- [Your goal] Filter the records below down to lines containing "Jerzego".

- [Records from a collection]
↓↓↓
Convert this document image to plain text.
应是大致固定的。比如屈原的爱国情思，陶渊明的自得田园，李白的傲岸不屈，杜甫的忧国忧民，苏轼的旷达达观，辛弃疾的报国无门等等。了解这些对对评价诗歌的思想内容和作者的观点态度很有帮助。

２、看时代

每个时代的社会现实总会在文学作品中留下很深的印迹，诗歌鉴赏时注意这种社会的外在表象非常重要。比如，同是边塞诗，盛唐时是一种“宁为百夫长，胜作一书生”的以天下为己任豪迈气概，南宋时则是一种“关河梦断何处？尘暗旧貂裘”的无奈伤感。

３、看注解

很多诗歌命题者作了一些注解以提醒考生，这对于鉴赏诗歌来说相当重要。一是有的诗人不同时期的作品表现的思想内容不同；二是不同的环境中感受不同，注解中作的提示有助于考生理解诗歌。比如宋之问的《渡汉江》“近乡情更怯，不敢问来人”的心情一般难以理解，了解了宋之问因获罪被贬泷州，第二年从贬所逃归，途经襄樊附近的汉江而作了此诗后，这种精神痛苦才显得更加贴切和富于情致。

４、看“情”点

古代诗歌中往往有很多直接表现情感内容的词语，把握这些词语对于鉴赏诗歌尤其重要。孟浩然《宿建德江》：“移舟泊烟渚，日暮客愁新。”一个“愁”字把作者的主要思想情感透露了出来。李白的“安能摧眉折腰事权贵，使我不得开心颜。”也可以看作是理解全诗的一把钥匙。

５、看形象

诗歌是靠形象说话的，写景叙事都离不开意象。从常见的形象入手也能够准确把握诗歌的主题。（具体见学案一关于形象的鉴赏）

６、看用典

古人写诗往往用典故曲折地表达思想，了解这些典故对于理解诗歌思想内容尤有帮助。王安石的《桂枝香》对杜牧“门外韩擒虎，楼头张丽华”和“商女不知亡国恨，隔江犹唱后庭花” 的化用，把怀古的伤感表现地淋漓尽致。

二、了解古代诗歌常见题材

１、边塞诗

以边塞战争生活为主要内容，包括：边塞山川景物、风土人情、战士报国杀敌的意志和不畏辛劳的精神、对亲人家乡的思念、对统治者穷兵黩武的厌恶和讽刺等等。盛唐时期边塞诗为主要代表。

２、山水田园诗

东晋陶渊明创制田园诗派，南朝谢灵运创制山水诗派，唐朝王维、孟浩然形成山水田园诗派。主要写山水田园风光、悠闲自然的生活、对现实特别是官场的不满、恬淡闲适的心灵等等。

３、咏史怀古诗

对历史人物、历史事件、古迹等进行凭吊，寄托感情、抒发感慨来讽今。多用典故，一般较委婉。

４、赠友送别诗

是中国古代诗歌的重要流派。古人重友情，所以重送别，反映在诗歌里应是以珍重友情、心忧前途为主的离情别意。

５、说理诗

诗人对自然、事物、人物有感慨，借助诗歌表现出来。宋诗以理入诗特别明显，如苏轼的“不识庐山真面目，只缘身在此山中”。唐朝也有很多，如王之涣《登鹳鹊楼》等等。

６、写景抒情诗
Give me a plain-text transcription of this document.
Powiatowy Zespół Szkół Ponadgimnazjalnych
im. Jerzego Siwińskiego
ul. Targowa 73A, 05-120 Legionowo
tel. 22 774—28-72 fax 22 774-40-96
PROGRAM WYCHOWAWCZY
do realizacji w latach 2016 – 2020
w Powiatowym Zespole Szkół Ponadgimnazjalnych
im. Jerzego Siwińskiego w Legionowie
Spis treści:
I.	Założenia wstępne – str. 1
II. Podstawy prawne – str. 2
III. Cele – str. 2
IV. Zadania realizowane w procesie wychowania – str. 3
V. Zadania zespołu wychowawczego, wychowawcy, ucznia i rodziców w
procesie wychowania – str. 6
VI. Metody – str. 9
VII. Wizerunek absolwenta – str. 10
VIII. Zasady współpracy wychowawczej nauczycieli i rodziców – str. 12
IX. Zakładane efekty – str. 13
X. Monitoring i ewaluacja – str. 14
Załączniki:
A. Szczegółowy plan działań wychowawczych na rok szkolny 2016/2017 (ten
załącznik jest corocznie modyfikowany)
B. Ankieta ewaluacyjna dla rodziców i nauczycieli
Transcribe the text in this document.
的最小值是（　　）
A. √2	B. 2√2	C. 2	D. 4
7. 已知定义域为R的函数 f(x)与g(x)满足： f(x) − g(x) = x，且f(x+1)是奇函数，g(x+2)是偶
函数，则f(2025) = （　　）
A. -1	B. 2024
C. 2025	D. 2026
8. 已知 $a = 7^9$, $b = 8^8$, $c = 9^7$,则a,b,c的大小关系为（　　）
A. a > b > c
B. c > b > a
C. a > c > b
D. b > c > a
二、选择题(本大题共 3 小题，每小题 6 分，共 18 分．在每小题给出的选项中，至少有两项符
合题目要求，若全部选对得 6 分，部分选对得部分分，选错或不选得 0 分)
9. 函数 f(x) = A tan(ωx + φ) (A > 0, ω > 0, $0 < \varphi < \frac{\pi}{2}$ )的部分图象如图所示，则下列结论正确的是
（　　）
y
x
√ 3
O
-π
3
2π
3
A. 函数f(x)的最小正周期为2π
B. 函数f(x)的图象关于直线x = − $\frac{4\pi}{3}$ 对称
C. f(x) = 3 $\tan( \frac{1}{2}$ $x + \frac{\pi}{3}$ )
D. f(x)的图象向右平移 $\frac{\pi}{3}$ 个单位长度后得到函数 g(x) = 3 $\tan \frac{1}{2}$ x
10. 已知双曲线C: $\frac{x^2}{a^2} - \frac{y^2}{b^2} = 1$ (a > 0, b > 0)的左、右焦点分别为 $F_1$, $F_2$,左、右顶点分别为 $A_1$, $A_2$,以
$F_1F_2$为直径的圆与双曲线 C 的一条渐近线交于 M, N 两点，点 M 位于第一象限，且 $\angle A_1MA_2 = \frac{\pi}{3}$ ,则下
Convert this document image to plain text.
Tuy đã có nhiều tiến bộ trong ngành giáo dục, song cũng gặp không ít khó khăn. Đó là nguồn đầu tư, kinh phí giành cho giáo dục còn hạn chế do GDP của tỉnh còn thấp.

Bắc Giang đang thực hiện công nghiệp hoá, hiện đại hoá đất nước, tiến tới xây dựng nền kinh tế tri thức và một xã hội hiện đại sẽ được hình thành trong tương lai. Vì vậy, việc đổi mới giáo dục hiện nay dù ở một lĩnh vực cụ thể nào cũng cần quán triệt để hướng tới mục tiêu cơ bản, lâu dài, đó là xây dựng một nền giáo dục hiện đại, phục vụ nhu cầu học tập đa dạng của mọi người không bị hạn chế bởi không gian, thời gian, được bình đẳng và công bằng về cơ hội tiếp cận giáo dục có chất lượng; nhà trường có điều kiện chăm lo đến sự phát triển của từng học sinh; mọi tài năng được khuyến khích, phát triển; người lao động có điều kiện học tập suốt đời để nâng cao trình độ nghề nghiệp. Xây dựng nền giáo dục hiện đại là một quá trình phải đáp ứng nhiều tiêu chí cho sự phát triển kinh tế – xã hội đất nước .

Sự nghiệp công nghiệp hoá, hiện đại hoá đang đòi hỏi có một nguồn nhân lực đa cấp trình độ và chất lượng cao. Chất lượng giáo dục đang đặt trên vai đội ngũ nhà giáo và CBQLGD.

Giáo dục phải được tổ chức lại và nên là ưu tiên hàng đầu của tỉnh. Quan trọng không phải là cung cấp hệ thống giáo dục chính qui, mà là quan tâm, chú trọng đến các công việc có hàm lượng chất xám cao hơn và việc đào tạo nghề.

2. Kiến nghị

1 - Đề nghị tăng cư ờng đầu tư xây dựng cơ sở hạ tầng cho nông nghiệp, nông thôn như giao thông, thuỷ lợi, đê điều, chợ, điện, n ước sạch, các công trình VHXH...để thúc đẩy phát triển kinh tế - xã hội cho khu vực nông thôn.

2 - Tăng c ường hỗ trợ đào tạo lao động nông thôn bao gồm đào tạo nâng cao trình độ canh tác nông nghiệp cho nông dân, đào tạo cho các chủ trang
↑↑↑
- [Correct answer]
im. Jerzego Siwińskiego
im. Jerzego Siwińskiego w Legionowie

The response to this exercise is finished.